### JOB
Below are some entries. Return exactly the lines from the one with "Enumerate this screenshot's" through the final line, leaving out any pictures.

### EXERCISE INPUT
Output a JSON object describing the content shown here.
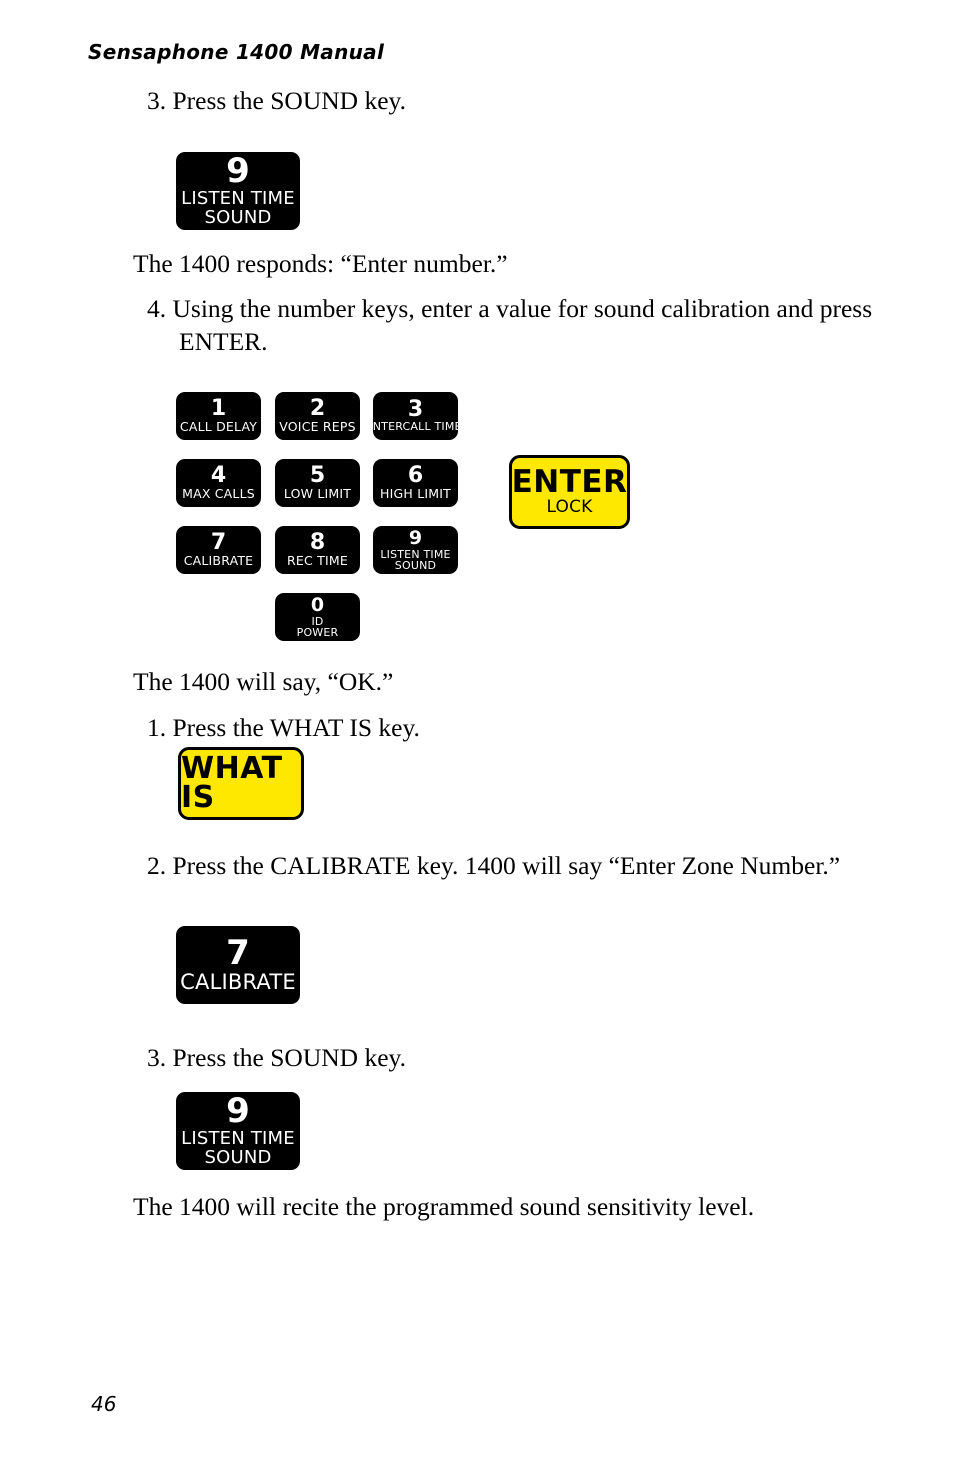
{
  "page": {
    "header": "Sensaphone 1400 Manual",
    "number": "46"
  },
  "steps": {
    "step3_sound_top": "3. Press the SOUND key.",
    "responds_enter_number": "The 1400 responds: “Enter number.”",
    "step4_enter_value": "4. Using the number keys, enter a value for sound calibration and press ENTER.",
    "will_say_ok": "The 1400 will say, “OK.”",
    "step1_what_is": "1. Press the WHAT IS key.",
    "step2_calibrate": "2. Press the CALIBRATE key. 1400 will say “Enter Zone Number.”",
    "step3_sound_bottom": "3. Press the SOUND key.",
    "recite_level": "The 1400 will recite the programmed sound sensitivity level."
  },
  "keys": {
    "sound_top": {
      "digit": "9",
      "line1": "LISTEN TIME",
      "line2": "SOUND",
      "color": "#000000",
      "text_color": "#ffffff"
    },
    "keypad": [
      {
        "digit": "1",
        "line1": "CALL DELAY",
        "line2": ""
      },
      {
        "digit": "2",
        "line1": "VOICE REPS",
        "line2": ""
      },
      {
        "digit": "3",
        "line1": "INTERCALL TIME",
        "line2": ""
      },
      {
        "digit": "4",
        "line1": "MAX CALLS",
        "line2": ""
      },
      {
        "digit": "5",
        "line1": "LOW LIMIT",
        "line2": ""
      },
      {
        "digit": "6",
        "line1": "HIGH LIMIT",
        "line2": ""
      },
      {
        "digit": "7",
        "line1": "CALIBRATE",
        "line2": ""
      },
      {
        "digit": "8",
        "line1": "REC TIME",
        "line2": ""
      },
      {
        "digit": "9",
        "line1": "LISTEN TIME",
        "line2": "SOUND"
      }
    ],
    "zero": {
      "digit": "0",
      "line1": "ID",
      "line2": "POWER"
    },
    "enter": {
      "label": "ENTER",
      "sublabel": "LOCK",
      "color": "#ffe800",
      "text_color": "#000000"
    },
    "what_is": {
      "label": "WHAT IS",
      "color": "#ffe800",
      "text_color": "#000000"
    },
    "calibrate": {
      "digit": "7",
      "line1": "CALIBRATE",
      "line2": "",
      "color": "#000000",
      "text_color": "#ffffff"
    },
    "sound_bottom": {
      "digit": "9",
      "line1": "LISTEN TIME",
      "line2": "SOUND",
      "color": "#000000",
      "text_color": "#ffffff"
    }
  }
}
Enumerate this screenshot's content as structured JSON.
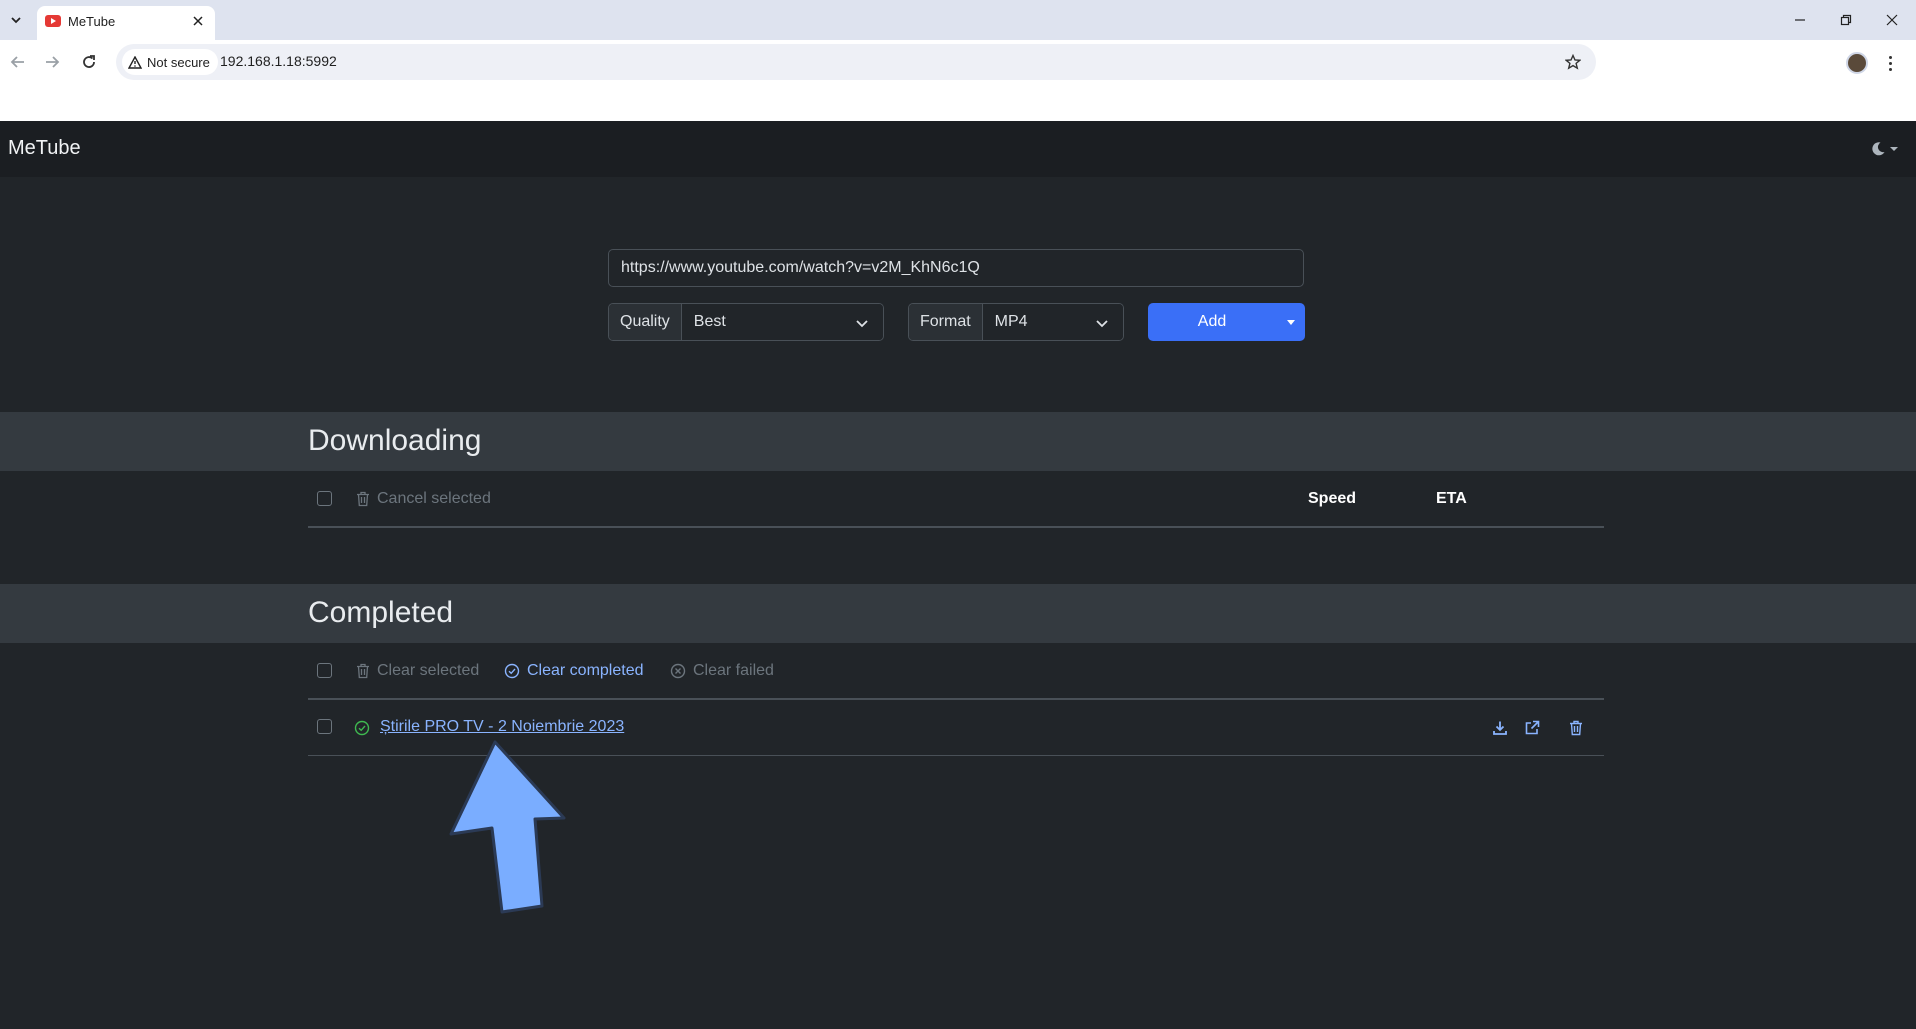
{
  "browser": {
    "tab_title": "MeTube",
    "security_label": "Not secure",
    "url": "192.168.1.18:5992"
  },
  "app": {
    "brand": "MeTube",
    "url_input_value": "https://www.youtube.com/watch?v=v2M_KhN6c1Q",
    "quality_label": "Quality",
    "quality_value": "Best",
    "format_label": "Format",
    "format_value": "MP4",
    "add_label": "Add"
  },
  "downloading": {
    "title": "Downloading",
    "cancel_selected": "Cancel selected",
    "col_speed": "Speed",
    "col_eta": "ETA"
  },
  "completed": {
    "title": "Completed",
    "clear_selected": "Clear selected",
    "clear_completed": "Clear completed",
    "clear_failed": "Clear failed",
    "items": [
      {
        "title": "Știrile PRO TV - 2 Noiembrie 2023",
        "status": "success"
      }
    ]
  },
  "colors": {
    "accent": "#3a6ff7",
    "link": "#8ab4ff",
    "success": "#3fb950",
    "annotation_arrow": "#7aadff"
  },
  "icons": [
    "chevron-down-icon",
    "close-icon",
    "minimize-icon",
    "restore-icon",
    "back-icon",
    "forward-icon",
    "reload-icon",
    "warning-icon",
    "star-icon",
    "moon-icon",
    "trash-icon",
    "check-circle-icon",
    "x-circle-icon",
    "download-icon",
    "external-link-icon"
  ]
}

### WRITTEN REPLY
Enumerate this screenshot's content as structured JSON.
{
  "browser": {
    "tab_title": "MeTube",
    "security_label": "Not secure",
    "url": "192.168.1.18:5992"
  },
  "app": {
    "brand": "MeTube",
    "url_input_value": "https://www.youtube.com/watch?v=v2M_KhN6c1Q",
    "quality_label": "Quality",
    "quality_value": "Best",
    "format_label": "Format",
    "format_value": "MP4",
    "add_label": "Add"
  },
  "downloading": {
    "title": "Downloading",
    "cancel_selected": "Cancel selected",
    "col_speed": "Speed",
    "col_eta": "ETA"
  },
  "completed": {
    "title": "Completed",
    "clear_selected": "Clear selected",
    "clear_completed": "Clear completed",
    "clear_failed": "Clear failed",
    "items": [
      {
        "title": "Știrile PRO TV - 2 Noiembrie 2023",
        "status": "success"
      }
    ]
  },
  "colors": {
    "accent": "#3a6ff7",
    "link": "#8ab4ff",
    "success": "#3fb950",
    "annotation_arrow": "#7aadff"
  },
  "icons": [
    "chevron-down-icon",
    "close-icon",
    "minimize-icon",
    "restore-icon",
    "back-icon",
    "forward-icon",
    "reload-icon",
    "warning-icon",
    "star-icon",
    "moon-icon",
    "trash-icon",
    "check-circle-icon",
    "x-circle-icon",
    "download-icon",
    "external-link-icon"
  ]
}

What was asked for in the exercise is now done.